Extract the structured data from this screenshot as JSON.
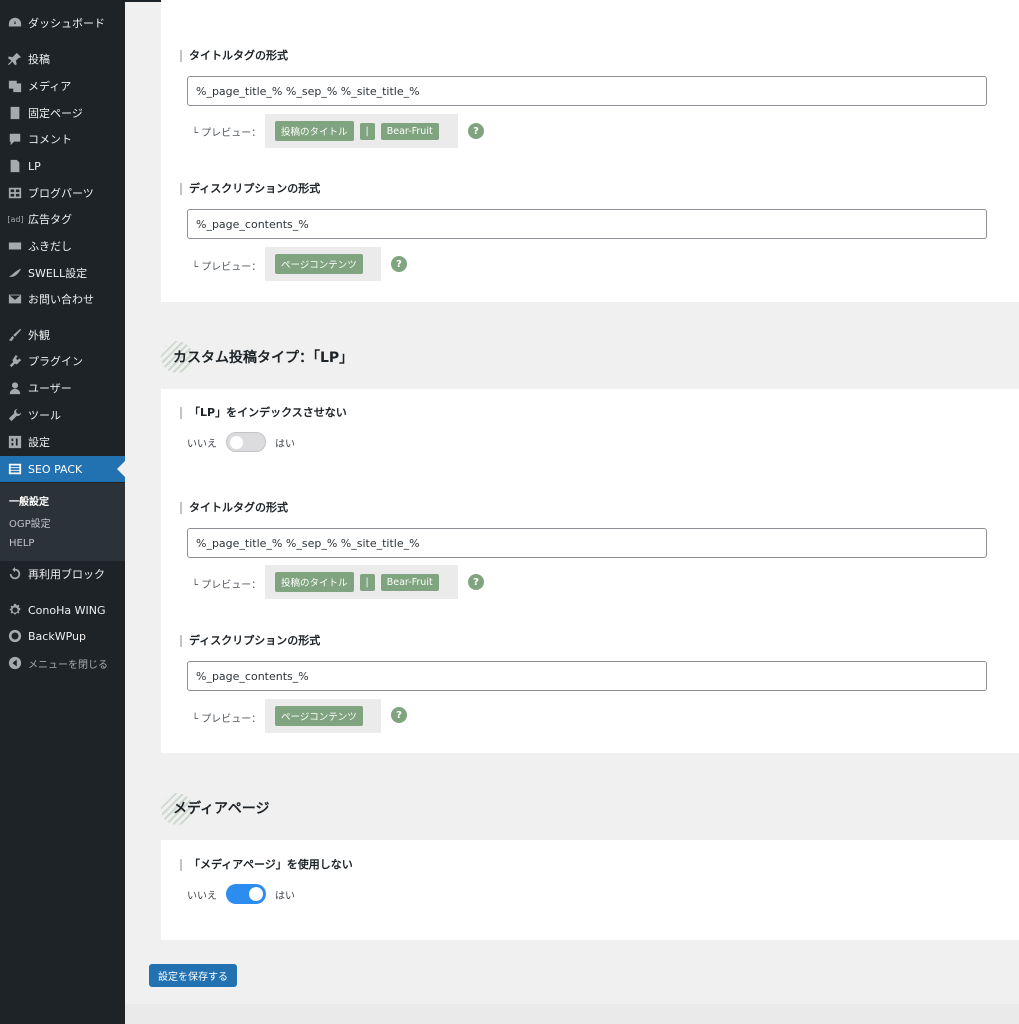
{
  "sidebar": {
    "items": [
      {
        "label": "ダッシュボード",
        "icon": "dashboard-icon"
      },
      {
        "label": "投稿",
        "icon": "pin-icon"
      },
      {
        "label": "メディア",
        "icon": "media-icon"
      },
      {
        "label": "固定ページ",
        "icon": "page-icon"
      },
      {
        "label": "コメント",
        "icon": "comment-icon"
      },
      {
        "label": "LP",
        "icon": "page-icon"
      },
      {
        "label": "ブログパーツ",
        "icon": "grid-icon"
      },
      {
        "label": "広告タグ",
        "icon": "ad-icon",
        "glyph": "[ad]"
      },
      {
        "label": "ふきだし",
        "icon": "bubble-icon"
      },
      {
        "label": "SWELL設定",
        "icon": "swell-icon"
      },
      {
        "label": "お問い合わせ",
        "icon": "mail-icon"
      },
      {
        "label": "外観",
        "icon": "brush-icon"
      },
      {
        "label": "プラグイン",
        "icon": "plugin-icon"
      },
      {
        "label": "ユーザー",
        "icon": "user-icon"
      },
      {
        "label": "ツール",
        "icon": "wrench-icon"
      },
      {
        "label": "設定",
        "icon": "settings-icon"
      },
      {
        "label": "SEO PACK",
        "icon": "list-icon"
      },
      {
        "label": "再利用ブロック",
        "icon": "reuse-icon"
      },
      {
        "label": "ConoHa WING",
        "icon": "gear-icon"
      },
      {
        "label": "BackWPup",
        "icon": "backwpup-icon"
      },
      {
        "label": "メニューを閉じる",
        "icon": "collapse-icon"
      }
    ],
    "submenu": [
      "一般設定",
      "OGP設定",
      "HELP"
    ]
  },
  "post_section": {
    "title_format_label": "タイトルタグの形式",
    "title_format_value": "%_page_title_% %_sep_% %_site_title_%",
    "preview_label": "└ プレビュー：",
    "title_preview_chips": [
      "投稿のタイトル",
      "|",
      "Bear-Fruit"
    ],
    "desc_format_label": "ディスクリプションの形式",
    "desc_format_value": "%_page_contents_%",
    "desc_preview_chips": [
      "ページコンテンツ"
    ],
    "help_glyph": "?"
  },
  "lp_section": {
    "heading": "カスタム投稿タイプ：「LP」",
    "noindex_label": "「LP」をインデックスさせない",
    "toggle_no": "いいえ",
    "toggle_yes": "はい",
    "noindex_on": false,
    "title_format_label": "タイトルタグの形式",
    "title_format_value": "%_page_title_% %_sep_% %_site_title_%",
    "preview_label": "└ プレビュー：",
    "title_preview_chips": [
      "投稿のタイトル",
      "|",
      "Bear-Fruit"
    ],
    "desc_format_label": "ディスクリプションの形式",
    "desc_format_value": "%_page_contents_%",
    "desc_preview_chips": [
      "ページコンテンツ"
    ]
  },
  "media_section": {
    "heading": "メディアページ",
    "disable_label": "「メディアページ」を使用しない",
    "toggle_no": "いいえ",
    "toggle_yes": "はい",
    "disable_on": true
  },
  "save_button": "設定を保存する",
  "colors": {
    "accent": "#2271b1",
    "chip": "#7fa47f",
    "sidebar": "#1d2327",
    "toggle_on": "#2c8cf0"
  }
}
+--
What to do: Copy all of the entries verbatim, leaving out any pictures they contain.

Problem solution:
Extract the structured data from this screenshot as JSON.
{
  "sidebar": {
    "items": [
      {
        "label": "ダッシュボード",
        "icon": "dashboard-icon"
      },
      {
        "label": "投稿",
        "icon": "pin-icon"
      },
      {
        "label": "メディア",
        "icon": "media-icon"
      },
      {
        "label": "固定ページ",
        "icon": "page-icon"
      },
      {
        "label": "コメント",
        "icon": "comment-icon"
      },
      {
        "label": "LP",
        "icon": "page-icon"
      },
      {
        "label": "ブログパーツ",
        "icon": "grid-icon"
      },
      {
        "label": "広告タグ",
        "icon": "ad-icon",
        "glyph": "[ad]"
      },
      {
        "label": "ふきだし",
        "icon": "bubble-icon"
      },
      {
        "label": "SWELL設定",
        "icon": "swell-icon"
      },
      {
        "label": "お問い合わせ",
        "icon": "mail-icon"
      },
      {
        "label": "外観",
        "icon": "brush-icon"
      },
      {
        "label": "プラグイン",
        "icon": "plugin-icon"
      },
      {
        "label": "ユーザー",
        "icon": "user-icon"
      },
      {
        "label": "ツール",
        "icon": "wrench-icon"
      },
      {
        "label": "設定",
        "icon": "settings-icon"
      },
      {
        "label": "SEO PACK",
        "icon": "list-icon"
      },
      {
        "label": "再利用ブロック",
        "icon": "reuse-icon"
      },
      {
        "label": "ConoHa WING",
        "icon": "gear-icon"
      },
      {
        "label": "BackWPup",
        "icon": "backwpup-icon"
      },
      {
        "label": "メニューを閉じる",
        "icon": "collapse-icon"
      }
    ],
    "submenu": [
      "一般設定",
      "OGP設定",
      "HELP"
    ]
  },
  "post_section": {
    "title_format_label": "タイトルタグの形式",
    "title_format_value": "%_page_title_% %_sep_% %_site_title_%",
    "preview_label": "└ プレビュー：",
    "title_preview_chips": [
      "投稿のタイトル",
      "|",
      "Bear-Fruit"
    ],
    "desc_format_label": "ディスクリプションの形式",
    "desc_format_value": "%_page_contents_%",
    "desc_preview_chips": [
      "ページコンテンツ"
    ],
    "help_glyph": "?"
  },
  "lp_section": {
    "heading": "カスタム投稿タイプ：「LP」",
    "noindex_label": "「LP」をインデックスさせない",
    "toggle_no": "いいえ",
    "toggle_yes": "はい",
    "noindex_on": false,
    "title_format_label": "タイトルタグの形式",
    "title_format_value": "%_page_title_% %_sep_% %_site_title_%",
    "preview_label": "└ プレビュー：",
    "title_preview_chips": [
      "投稿のタイトル",
      "|",
      "Bear-Fruit"
    ],
    "desc_format_label": "ディスクリプションの形式",
    "desc_format_value": "%_page_contents_%",
    "desc_preview_chips": [
      "ページコンテンツ"
    ]
  },
  "media_section": {
    "heading": "メディアページ",
    "disable_label": "「メディアページ」を使用しない",
    "toggle_no": "いいえ",
    "toggle_yes": "はい",
    "disable_on": true
  },
  "save_button": "設定を保存する",
  "colors": {
    "accent": "#2271b1",
    "chip": "#7fa47f",
    "sidebar": "#1d2327",
    "toggle_on": "#2c8cf0"
  }
}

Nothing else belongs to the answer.